Goal: Using the data below, tally the lines that include the string "Deine". Only the number is wanted.

Input material:

>> start

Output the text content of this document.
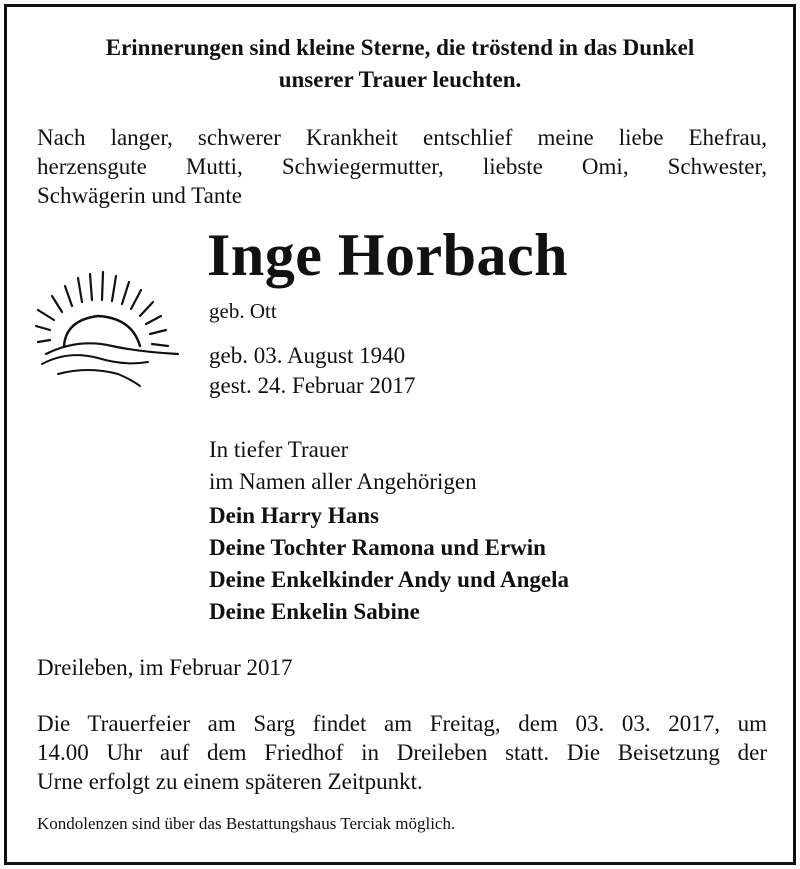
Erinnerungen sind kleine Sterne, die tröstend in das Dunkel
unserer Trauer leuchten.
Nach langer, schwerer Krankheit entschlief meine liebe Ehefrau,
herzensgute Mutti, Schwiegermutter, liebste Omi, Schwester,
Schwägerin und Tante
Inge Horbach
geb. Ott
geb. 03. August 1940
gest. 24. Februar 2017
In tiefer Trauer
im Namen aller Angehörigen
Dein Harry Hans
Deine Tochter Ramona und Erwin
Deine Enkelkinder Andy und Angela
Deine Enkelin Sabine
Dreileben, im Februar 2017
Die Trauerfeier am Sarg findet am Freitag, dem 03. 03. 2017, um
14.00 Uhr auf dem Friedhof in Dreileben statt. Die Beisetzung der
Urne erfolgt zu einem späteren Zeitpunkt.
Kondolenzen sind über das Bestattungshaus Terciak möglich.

>> end

Written response: 3